#### RECORDS FOR PROCESSING ####

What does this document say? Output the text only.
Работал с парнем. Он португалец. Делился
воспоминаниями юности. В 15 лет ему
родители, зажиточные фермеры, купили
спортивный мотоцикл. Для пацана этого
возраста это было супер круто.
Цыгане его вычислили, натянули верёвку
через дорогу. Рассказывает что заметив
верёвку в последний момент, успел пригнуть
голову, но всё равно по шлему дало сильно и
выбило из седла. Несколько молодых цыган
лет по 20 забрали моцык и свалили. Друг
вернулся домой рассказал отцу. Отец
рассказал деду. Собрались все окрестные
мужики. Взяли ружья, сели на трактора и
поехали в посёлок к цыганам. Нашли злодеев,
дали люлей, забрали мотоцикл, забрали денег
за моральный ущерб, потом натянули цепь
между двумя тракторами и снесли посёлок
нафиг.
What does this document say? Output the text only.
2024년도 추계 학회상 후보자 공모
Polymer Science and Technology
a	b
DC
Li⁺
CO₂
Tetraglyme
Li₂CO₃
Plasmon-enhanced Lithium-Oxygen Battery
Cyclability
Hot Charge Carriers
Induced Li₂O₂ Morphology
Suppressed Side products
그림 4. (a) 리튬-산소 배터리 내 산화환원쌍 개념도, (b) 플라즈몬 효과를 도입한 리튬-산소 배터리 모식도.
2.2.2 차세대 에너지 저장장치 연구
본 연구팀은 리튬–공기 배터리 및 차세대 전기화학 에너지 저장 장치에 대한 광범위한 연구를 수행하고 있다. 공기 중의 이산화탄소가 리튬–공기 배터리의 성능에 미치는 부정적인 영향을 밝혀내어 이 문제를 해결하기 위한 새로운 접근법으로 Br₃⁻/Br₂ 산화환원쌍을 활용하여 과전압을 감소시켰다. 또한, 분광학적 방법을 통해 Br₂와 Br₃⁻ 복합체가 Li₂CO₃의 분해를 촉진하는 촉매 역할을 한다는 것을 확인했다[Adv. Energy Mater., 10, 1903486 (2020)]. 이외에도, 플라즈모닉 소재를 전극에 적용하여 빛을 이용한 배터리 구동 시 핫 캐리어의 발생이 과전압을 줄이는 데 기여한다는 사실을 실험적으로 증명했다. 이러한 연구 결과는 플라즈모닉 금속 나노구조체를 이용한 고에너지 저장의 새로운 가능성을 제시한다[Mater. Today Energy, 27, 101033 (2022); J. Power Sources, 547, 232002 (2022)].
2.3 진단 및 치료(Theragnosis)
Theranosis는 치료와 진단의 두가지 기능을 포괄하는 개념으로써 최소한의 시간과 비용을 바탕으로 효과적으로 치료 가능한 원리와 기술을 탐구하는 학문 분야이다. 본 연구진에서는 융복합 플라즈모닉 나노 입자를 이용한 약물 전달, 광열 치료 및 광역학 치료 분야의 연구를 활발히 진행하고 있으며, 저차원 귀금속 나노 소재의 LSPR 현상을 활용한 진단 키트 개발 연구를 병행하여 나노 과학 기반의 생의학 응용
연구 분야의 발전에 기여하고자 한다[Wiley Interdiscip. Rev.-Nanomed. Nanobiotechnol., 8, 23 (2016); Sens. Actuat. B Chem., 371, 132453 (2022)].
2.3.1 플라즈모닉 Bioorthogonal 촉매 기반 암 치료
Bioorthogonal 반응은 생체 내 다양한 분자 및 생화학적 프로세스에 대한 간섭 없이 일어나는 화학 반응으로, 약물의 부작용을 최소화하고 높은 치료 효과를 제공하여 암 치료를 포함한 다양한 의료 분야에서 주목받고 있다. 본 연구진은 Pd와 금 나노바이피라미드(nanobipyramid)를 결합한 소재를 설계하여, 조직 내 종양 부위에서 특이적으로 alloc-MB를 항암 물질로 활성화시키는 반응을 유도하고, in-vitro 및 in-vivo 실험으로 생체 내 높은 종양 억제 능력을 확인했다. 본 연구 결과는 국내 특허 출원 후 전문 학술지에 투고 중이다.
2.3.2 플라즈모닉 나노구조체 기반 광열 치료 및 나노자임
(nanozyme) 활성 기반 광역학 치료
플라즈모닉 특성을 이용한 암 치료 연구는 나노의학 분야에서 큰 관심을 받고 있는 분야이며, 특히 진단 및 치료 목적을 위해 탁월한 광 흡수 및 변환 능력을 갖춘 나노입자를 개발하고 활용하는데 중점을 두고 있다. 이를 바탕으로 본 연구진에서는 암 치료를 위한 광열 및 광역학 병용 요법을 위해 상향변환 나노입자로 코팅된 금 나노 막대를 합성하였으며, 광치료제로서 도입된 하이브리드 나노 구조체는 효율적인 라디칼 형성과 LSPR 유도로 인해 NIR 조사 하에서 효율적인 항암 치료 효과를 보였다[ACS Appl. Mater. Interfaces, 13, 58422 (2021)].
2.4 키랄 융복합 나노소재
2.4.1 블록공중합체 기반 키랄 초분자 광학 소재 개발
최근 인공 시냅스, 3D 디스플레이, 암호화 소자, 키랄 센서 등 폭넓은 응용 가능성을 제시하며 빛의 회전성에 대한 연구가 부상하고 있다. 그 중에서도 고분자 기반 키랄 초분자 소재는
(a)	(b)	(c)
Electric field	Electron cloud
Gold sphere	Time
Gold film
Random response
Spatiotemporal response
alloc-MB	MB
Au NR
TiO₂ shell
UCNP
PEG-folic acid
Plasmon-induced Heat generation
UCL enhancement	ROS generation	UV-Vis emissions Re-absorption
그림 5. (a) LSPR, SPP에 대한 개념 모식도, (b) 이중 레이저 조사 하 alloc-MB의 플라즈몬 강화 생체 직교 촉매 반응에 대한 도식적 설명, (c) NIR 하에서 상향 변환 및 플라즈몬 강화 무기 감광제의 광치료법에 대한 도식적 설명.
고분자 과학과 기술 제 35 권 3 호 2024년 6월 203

####

Your task is to extract all of the records exactly.

What does this document say? Output the text only.
Работал с парнем. Он португалец. Делился
воспоминаниями юности. В 15 лет ему
родители, зажиточные фермеры, купили
спортивный мотоцикл. Для пацана этого
возраста это было супер круто.
Цыгане его вычислили, натянули верёвку
через дорогу. Рассказывает что заметив
верёвку в последний момент, успел пригнуть
голову, но всё равно по шлему дало сильно и
выбило из седла. Несколько молодых цыган
лет по 20 забрали моцык и свалили. Друг
вернулся домой рассказал отцу. Отец
рассказал деду. Собрались все окрестные
мужики. Взяли ружья, сели на трактора и
поехали в посёлок к цыганам. Нашли злодеев,
дали люлей, забрали мотоцикл, забрали денег
за моральный ущерб, потом натянули цепь
между двумя тракторами и снесли посёлок
нафиг.
What does this document say? Output the text only.
2024년도 추계 학회상 후보자 공모
Polymer Science and Technology
a	b
DC
Li⁺
CO₂
Tetraglyme
Li₂CO₃
Plasmon-enhanced Lithium-Oxygen Battery
Cyclability
Hot Charge Carriers
Induced Li₂O₂ Morphology
Suppressed Side products
그림 4. (a) 리튬-산소 배터리 내 산화환원쌍 개념도, (b) 플라즈몬 효과를 도입한 리튬-산소 배터리 모식도.
2.2.2 차세대 에너지 저장장치 연구
본 연구팀은 리튬–공기 배터리 및 차세대 전기화학 에너지 저장 장치에 대한 광범위한 연구를 수행하고 있다. 공기 중의 이산화탄소가 리튬–공기 배터리의 성능에 미치는 부정적인 영향을 밝혀내어 이 문제를 해결하기 위한 새로운 접근법으로 Br₃⁻/Br₂ 산화환원쌍을 활용하여 과전압을 감소시켰다. 또한, 분광학적 방법을 통해 Br₂와 Br₃⁻ 복합체가 Li₂CO₃의 분해를 촉진하는 촉매 역할을 한다는 것을 확인했다[Adv. Energy Mater., 10, 1903486 (2020)]. 이외에도, 플라즈모닉 소재를 전극에 적용하여 빛을 이용한 배터리 구동 시 핫 캐리어의 발생이 과전압을 줄이는 데 기여한다는 사실을 실험적으로 증명했다. 이러한 연구 결과는 플라즈모닉 금속 나노구조체를 이용한 고에너지 저장의 새로운 가능성을 제시한다[Mater. Today Energy, 27, 101033 (2022); J. Power Sources, 547, 232002 (2022)].
2.3 진단 및 치료(Theragnosis)
Theranosis는 치료와 진단의 두가지 기능을 포괄하는 개념으로써 최소한의 시간과 비용을 바탕으로 효과적으로 치료 가능한 원리와 기술을 탐구하는 학문 분야이다. 본 연구진에서는 융복합 플라즈모닉 나노 입자를 이용한 약물 전달, 광열 치료 및 광역학 치료 분야의 연구를 활발히 진행하고 있으며, 저차원 귀금속 나노 소재의 LSPR 현상을 활용한 진단 키트 개발 연구를 병행하여 나노 과학 기반의 생의학 응용
연구 분야의 발전에 기여하고자 한다[Wiley Interdiscip. Rev.-Nanomed. Nanobiotechnol., 8, 23 (2016); Sens. Actuat. B Chem., 371, 132453 (2022)].
2.3.1 플라즈모닉 Bioorthogonal 촉매 기반 암 치료
Bioorthogonal 반응은 생체 내 다양한 분자 및 생화학적 프로세스에 대한 간섭 없이 일어나는 화학 반응으로, 약물의 부작용을 최소화하고 높은 치료 효과를 제공하여 암 치료를 포함한 다양한 의료 분야에서 주목받고 있다. 본 연구진은 Pd와 금 나노바이피라미드(nanobipyramid)를 결합한 소재를 설계하여, 조직 내 종양 부위에서 특이적으로 alloc-MB를 항암 물질로 활성화시키는 반응을 유도하고, in-vitro 및 in-vivo 실험으로 생체 내 높은 종양 억제 능력을 확인했다. 본 연구 결과는 국내 특허 출원 후 전문 학술지에 투고 중이다.
2.3.2 플라즈모닉 나노구조체 기반 광열 치료 및 나노자임
(nanozyme) 활성 기반 광역학 치료
플라즈모닉 특성을 이용한 암 치료 연구는 나노의학 분야에서 큰 관심을 받고 있는 분야이며, 특히 진단 및 치료 목적을 위해 탁월한 광 흡수 및 변환 능력을 갖춘 나노입자를 개발하고 활용하는데 중점을 두고 있다. 이를 바탕으로 본 연구진에서는 암 치료를 위한 광열 및 광역학 병용 요법을 위해 상향변환 나노입자로 코팅된 금 나노 막대를 합성하였으며, 광치료제로서 도입된 하이브리드 나노 구조체는 효율적인 라디칼 형성과 LSPR 유도로 인해 NIR 조사 하에서 효율적인 항암 치료 효과를 보였다[ACS Appl. Mater. Interfaces, 13, 58422 (2021)].
2.4 키랄 융복합 나노소재
2.4.1 블록공중합체 기반 키랄 초분자 광학 소재 개발
최근 인공 시냅스, 3D 디스플레이, 암호화 소자, 키랄 센서 등 폭넓은 응용 가능성을 제시하며 빛의 회전성에 대한 연구가 부상하고 있다. 그 중에서도 고분자 기반 키랄 초분자 소재는
(a)	(b)	(c)
Electric field	Electron cloud
Gold sphere	Time
Gold film
Random response
Spatiotemporal response
alloc-MB	MB
Au NR
TiO₂ shell
UCNP
PEG-folic acid
Plasmon-induced Heat generation
UCL enhancement	ROS generation	UV-Vis emissions Re-absorption
그림 5. (a) LSPR, SPP에 대한 개념 모식도, (b) 이중 레이저 조사 하 alloc-MB의 플라즈몬 강화 생체 직교 촉매 반응에 대한 도식적 설명, (c) NIR 하에서 상향 변환 및 플라즈몬 강화 무기 감광제의 광치료법에 대한 도식적 설명.
고분자 과학과 기술 제 35 권 3 호 2024년 6월 203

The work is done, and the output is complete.